> [Aim]
Check every line of the entries that follow, and copy the ones containing "平均気温".

++++ Extracted entries

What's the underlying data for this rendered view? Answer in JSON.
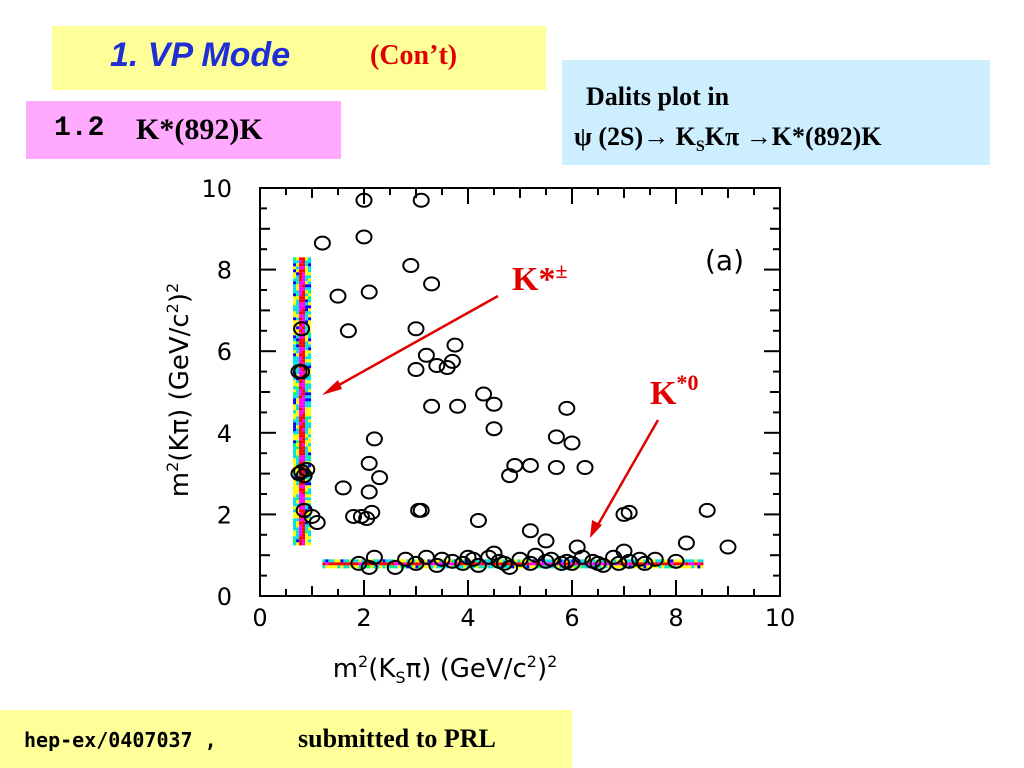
{
  "title": {
    "main": "1. VP Mode",
    "sub": "(Con’t)"
  },
  "section": {
    "number": "1.2",
    "text": "K*(892)K"
  },
  "info": {
    "line1": "Dalits plot in",
    "line2": "ψ (2S)→ K",
    "line2_sub": "S",
    "line2_rest": "Kπ →K*(892)K"
  },
  "footer": {
    "id": "hep-ex/0407037",
    "sep": " ,",
    "text": "submitted to PRL"
  },
  "annotations": {
    "kstar_pm": {
      "text": "K*",
      "sup": "±"
    },
    "kstar_0": {
      "text": "K",
      "sup": "*0"
    },
    "panel": "(a)"
  },
  "colors": {
    "title_blue": "#1f2fd6",
    "title_red": "#e00000",
    "arrow": "#e00000",
    "band_colors": [
      "#ffff00",
      "#00e0e0",
      "#ff00ff",
      "#ff0000",
      "#00ff66",
      "#0000ff"
    ]
  },
  "chart_data": {
    "type": "scatter",
    "title": "",
    "xlabel": "m²(Kₛπ) (GeV/c²)²",
    "xlabel_parts": [
      "m",
      "2",
      "(K",
      "S",
      "π) (GeV/c",
      "2",
      ")",
      "2"
    ],
    "ylabel_parts": [
      "m",
      "2",
      "(Kπ) (GeV/c",
      "2",
      ")",
      "2"
    ],
    "xlim": [
      0,
      10
    ],
    "ylim": [
      0,
      10
    ],
    "xticks": [
      "0",
      "2",
      "4",
      "6",
      "8",
      "10"
    ],
    "yticks": [
      "0",
      "2",
      "4",
      "6",
      "8",
      "10"
    ],
    "grid": false,
    "series": [
      {
        "marker": "open-circle",
        "points": [
          [
            2.0,
            9.7
          ],
          [
            3.1,
            9.7
          ],
          [
            1.2,
            8.65
          ],
          [
            2.0,
            8.8
          ],
          [
            2.9,
            8.1
          ],
          [
            3.3,
            7.65
          ],
          [
            1.5,
            7.35
          ],
          [
            2.1,
            7.45
          ],
          [
            0.8,
            6.55
          ],
          [
            1.7,
            6.5
          ],
          [
            3.0,
            6.55
          ],
          [
            3.0,
            5.55
          ],
          [
            3.2,
            5.9
          ],
          [
            3.4,
            5.65
          ],
          [
            3.6,
            5.6
          ],
          [
            3.7,
            5.75
          ],
          [
            3.75,
            6.15
          ],
          [
            0.75,
            5.5
          ],
          [
            0.8,
            5.5
          ],
          [
            3.3,
            4.65
          ],
          [
            3.8,
            4.65
          ],
          [
            4.3,
            4.95
          ],
          [
            4.5,
            4.7
          ],
          [
            5.9,
            4.6
          ],
          [
            4.5,
            4.1
          ],
          [
            5.7,
            3.9
          ],
          [
            6.0,
            3.75
          ],
          [
            2.2,
            3.85
          ],
          [
            2.1,
            3.25
          ],
          [
            2.3,
            2.9
          ],
          [
            2.1,
            2.55
          ],
          [
            1.6,
            2.65
          ],
          [
            3.1,
            2.1
          ],
          [
            3.05,
            2.1
          ],
          [
            4.2,
            1.85
          ],
          [
            4.9,
            3.2
          ],
          [
            5.2,
            3.2
          ],
          [
            5.7,
            3.15
          ],
          [
            6.25,
            3.15
          ],
          [
            4.8,
            2.95
          ],
          [
            0.75,
            3.0
          ],
          [
            0.8,
            3.05
          ],
          [
            0.85,
            2.95
          ],
          [
            0.9,
            3.1
          ],
          [
            0.85,
            2.1
          ],
          [
            1.0,
            1.95
          ],
          [
            1.1,
            1.8
          ],
          [
            1.8,
            1.95
          ],
          [
            1.95,
            1.95
          ],
          [
            2.05,
            1.9
          ],
          [
            2.15,
            2.05
          ],
          [
            5.2,
            1.6
          ],
          [
            5.5,
            1.35
          ],
          [
            7.0,
            2.0
          ],
          [
            7.1,
            2.05
          ],
          [
            8.6,
            2.1
          ],
          [
            9.0,
            1.2
          ],
          [
            8.2,
            1.3
          ],
          [
            6.1,
            1.2
          ],
          [
            7.4,
            0.8
          ],
          [
            7.0,
            1.1
          ],
          [
            1.9,
            0.8
          ],
          [
            2.1,
            0.7
          ],
          [
            2.2,
            0.95
          ],
          [
            2.6,
            0.7
          ],
          [
            2.8,
            0.9
          ],
          [
            3.0,
            0.8
          ],
          [
            3.2,
            0.95
          ],
          [
            3.4,
            0.75
          ],
          [
            3.5,
            0.9
          ],
          [
            3.7,
            0.85
          ],
          [
            3.9,
            0.8
          ],
          [
            4.1,
            0.9
          ],
          [
            4.2,
            0.75
          ],
          [
            4.4,
            0.95
          ],
          [
            4.5,
            1.05
          ],
          [
            4.6,
            0.85
          ],
          [
            4.8,
            0.7
          ],
          [
            5.0,
            0.9
          ],
          [
            5.2,
            0.8
          ],
          [
            5.3,
            1.0
          ],
          [
            5.5,
            0.85
          ],
          [
            5.6,
            0.9
          ],
          [
            5.8,
            0.8
          ],
          [
            5.9,
            0.85
          ],
          [
            6.0,
            0.8
          ],
          [
            6.2,
            0.95
          ],
          [
            6.4,
            0.85
          ],
          [
            6.5,
            0.8
          ],
          [
            6.6,
            0.75
          ],
          [
            6.8,
            0.95
          ],
          [
            6.9,
            0.8
          ],
          [
            7.1,
            0.85
          ],
          [
            7.3,
            0.9
          ],
          [
            7.6,
            0.9
          ],
          [
            8.0,
            0.85
          ],
          [
            4.0,
            0.95
          ],
          [
            4.7,
            0.8
          ]
        ]
      }
    ],
    "bands": [
      {
        "orientation": "vertical",
        "x_center": 0.79,
        "y_range": [
          1.3,
          8.3
        ]
      },
      {
        "orientation": "horizontal",
        "y_center": 0.8,
        "x_range": [
          1.2,
          8.5
        ]
      }
    ]
  }
}
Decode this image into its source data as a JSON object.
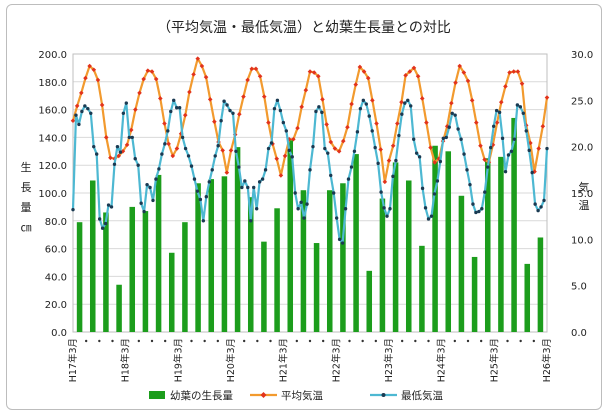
{
  "chart_data": {
    "type": "bar+line",
    "title": "（平均気温・最低気温）と幼葉生長量との対比",
    "ylabel_left": "生長量㎝",
    "ylabel_right": "気温",
    "ylim_left": [
      0,
      200
    ],
    "ylim_right": [
      0,
      30
    ],
    "yticks_left": [
      "0.0",
      "20.0",
      "40.0",
      "60.0",
      "80.0",
      "100.0",
      "120.0",
      "140.0",
      "160.0",
      "180.0",
      "200.0"
    ],
    "yticks_right": [
      "0.0",
      "5.0",
      "10.0",
      "15.0",
      "20.0",
      "25.0",
      "30.0"
    ],
    "x_tick_labels": [
      "H17年3月",
      "H18年3月",
      "H19年3月",
      "H20年3月",
      "H21年3月",
      "H22年3月",
      "H23年3月",
      "H24年3月",
      "H25年3月",
      "H26年3月"
    ],
    "grid": true,
    "legend_position": "bottom",
    "colors": {
      "bar": "#1c9d1c",
      "avg": "#e2331c",
      "avg_line": "#f29a2e",
      "min": "#4db8d2",
      "min_marker": "#1a3a52"
    },
    "series": [
      {
        "name": "幼葉の生長量",
        "axis": "left",
        "kind": "bar",
        "values": [
          79,
          109,
          86,
          34,
          90,
          87,
          113,
          57,
          79,
          107,
          110,
          112,
          133,
          97,
          65,
          89,
          138,
          102,
          64,
          102,
          107,
          128,
          44,
          96,
          122,
          109,
          62,
          134,
          130,
          98,
          54,
          125,
          126,
          154,
          49,
          68
        ]
      },
      {
        "name": "平均気温",
        "axis": "right",
        "kind": "line",
        "values": [
          22.8,
          24.4,
          25.8,
          27.4,
          28.7,
          28.3,
          27.2,
          24.5,
          21.0,
          18.8,
          18.7,
          19.0,
          19.5,
          20.2,
          21.8,
          24.0,
          25.8,
          27.3,
          28.2,
          28.1,
          27.3,
          25.2,
          22.5,
          20.3,
          19.0,
          19.8,
          21.4,
          23.4,
          25.9,
          27.8,
          29.5,
          28.7,
          27.5,
          25.1,
          22.7,
          20.5,
          19.6,
          17.2,
          19.6,
          21.3,
          23.5,
          25.4,
          27.2,
          28.4,
          28.4,
          27.6,
          25.4,
          22.6,
          20.3,
          18.7,
          16.9,
          19.0,
          20.8,
          20.8,
          22.0,
          24.3,
          26.1,
          28.1,
          28.0,
          27.6,
          25.1,
          22.4,
          20.5,
          19.8,
          19.5,
          20.6,
          22.1,
          24.6,
          26.7,
          28.6,
          28.1,
          27.4,
          25.0,
          22.5,
          19.7,
          16.2,
          18.5,
          20.1,
          22.5,
          24.8,
          27.7,
          28.1,
          28.5,
          27.6,
          25.2,
          22.6,
          19.9,
          18.3,
          18.7,
          20.6,
          22.2,
          24.7,
          26.9,
          28.7,
          28.0,
          27.1,
          25.0,
          22.6,
          20.1,
          18.6,
          18.3,
          20.2,
          22.6,
          24.8,
          26.5,
          28.0,
          28.1,
          28.1,
          26.8,
          22.3,
          20.4,
          17.3,
          19.8,
          22.2,
          25.3
        ]
      },
      {
        "name": "最低気温",
        "axis": "right",
        "kind": "line",
        "values": [
          13.2,
          23.4,
          22.4,
          23.8,
          24.4,
          24.1,
          23.6,
          20.0,
          19.2,
          12.2,
          11.2,
          11.7,
          13.7,
          13.5,
          18.1,
          20.0,
          19.4,
          23.6,
          24.7,
          21.0,
          21.0,
          18.7,
          18.0,
          13.9,
          13.0,
          15.9,
          15.6,
          14.2,
          16.5,
          17.6,
          19.2,
          20.3,
          21.7,
          23.8,
          25.0,
          24.2,
          24.2,
          21.0,
          19.8,
          19.0,
          17.9,
          16.5,
          15.2,
          14.3,
          12.0,
          14.6,
          16.2,
          17.5,
          19.0,
          20.1,
          22.8,
          24.9,
          24.5,
          23.9,
          23.6,
          19.5,
          17.8,
          15.6,
          16.3,
          15.6,
          12.0,
          15.6,
          13.3,
          16.2,
          16.5,
          17.5,
          19.8,
          20.4,
          24.1,
          25.0,
          23.9,
          22.6,
          21.7,
          19.6,
          18.9,
          15.0,
          13.3,
          14.0,
          12.3,
          13.8,
          17.5,
          20.0,
          23.8,
          24.3,
          23.7,
          19.8,
          19.3,
          16.9,
          15.0,
          12.3,
          10.0,
          9.6,
          13.3,
          16.5,
          17.8,
          19.5,
          21.6,
          24.1,
          25.0,
          24.6,
          23.3,
          21.7,
          19.9,
          18.2,
          15.1,
          13.4,
          12.5,
          13.3,
          16.8,
          18.5,
          21.2,
          23.5,
          24.7,
          25.0,
          24.4,
          20.8,
          19.3,
          18.9,
          15.5,
          13.4,
          12.2,
          12.5,
          14.9,
          16.3,
          18.4,
          20.9,
          21.0,
          22.1,
          23.6,
          23.4,
          21.9,
          20.8,
          19.2,
          17.5,
          15.9,
          13.8,
          12.9,
          13.0,
          13.3,
          15.1,
          17.8,
          19.9,
          22.2,
          23.9,
          23.7,
          20.9,
          17.3,
          19.1,
          19.5,
          20.8,
          24.5,
          24.3,
          23.6,
          21.7,
          19.6,
          17.2,
          13.8,
          13.1,
          13.5,
          14.2,
          19.8
        ]
      }
    ]
  }
}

++++++++

> [Task solution]
    "title": "（平均気温・最低気温）と幼葉生長量との対比",
        "name": "平均気温",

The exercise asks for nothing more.